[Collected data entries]
— begin —

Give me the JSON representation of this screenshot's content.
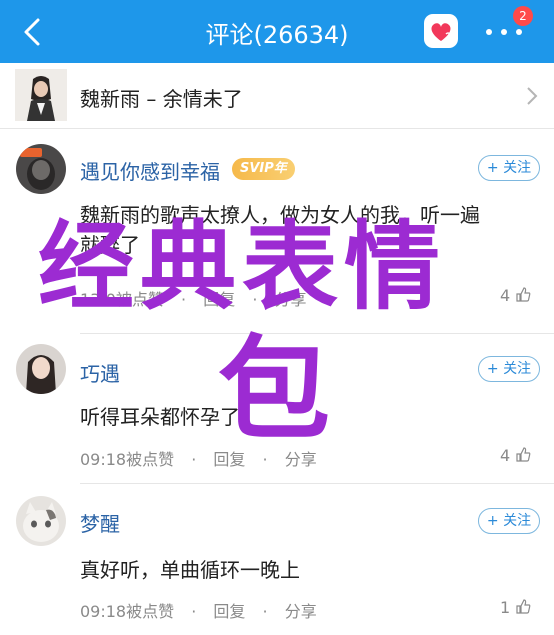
{
  "header": {
    "title": "评论(26634)",
    "badge_count": "2",
    "back_icon": "chevron-left-icon",
    "heart_icon": "heart-icon",
    "more_icon": "more-dots-icon",
    "color": "#1e97ea"
  },
  "song": {
    "title": "魏新雨 – 余情未了"
  },
  "comments": [
    {
      "username": "遇见你感到幸福",
      "vip_badge": "SVIP年",
      "follow_label": "+ 关注",
      "text_line1": "魏新雨的歌声太撩人，做为女人的我，听一遍",
      "text_line2": "就醉了",
      "time": "13:0",
      "like_label": "被点赞",
      "reply_label": "回复",
      "share_label": "分享",
      "likes": "4"
    },
    {
      "username": "巧遇",
      "follow_label": "+ 关注",
      "text_line1": "听得耳朵都怀孕了",
      "time": "09:18",
      "like_label": "被点赞",
      "reply_label": "回复",
      "share_label": "分享",
      "likes": "4"
    },
    {
      "username": "梦醒",
      "follow_label": "+ 关注",
      "text_line1": "真好听，单曲循环一晚上",
      "time": "09:18",
      "like_label": "被点赞",
      "reply_label": "回复",
      "share_label": "分享",
      "likes": "1"
    }
  ],
  "overlay": {
    "line1": "经典表情",
    "line2": "包",
    "color": "#9c2bd2"
  },
  "dot": "·"
}
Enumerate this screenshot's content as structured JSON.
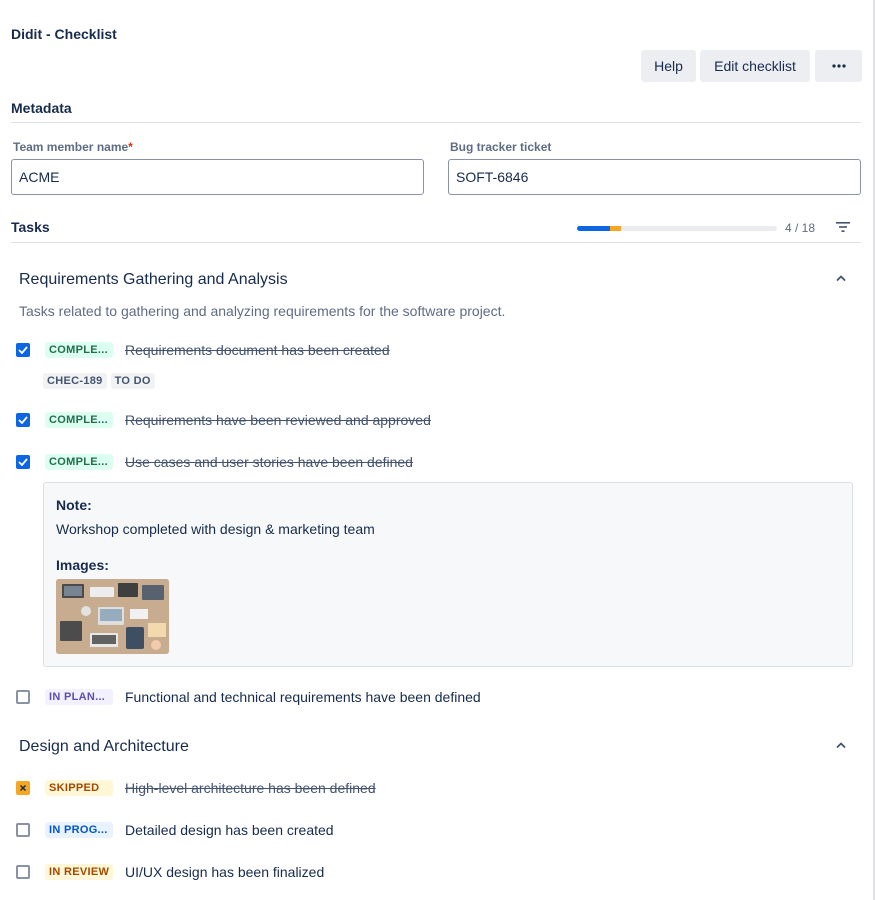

— end —

REQUEST:
Return each full line of the entries that contains the word "content".

THE SOLUTION:
Give me the JSON representation of this screenshot's content.
Enumerate this screenshot's content as structured JSON.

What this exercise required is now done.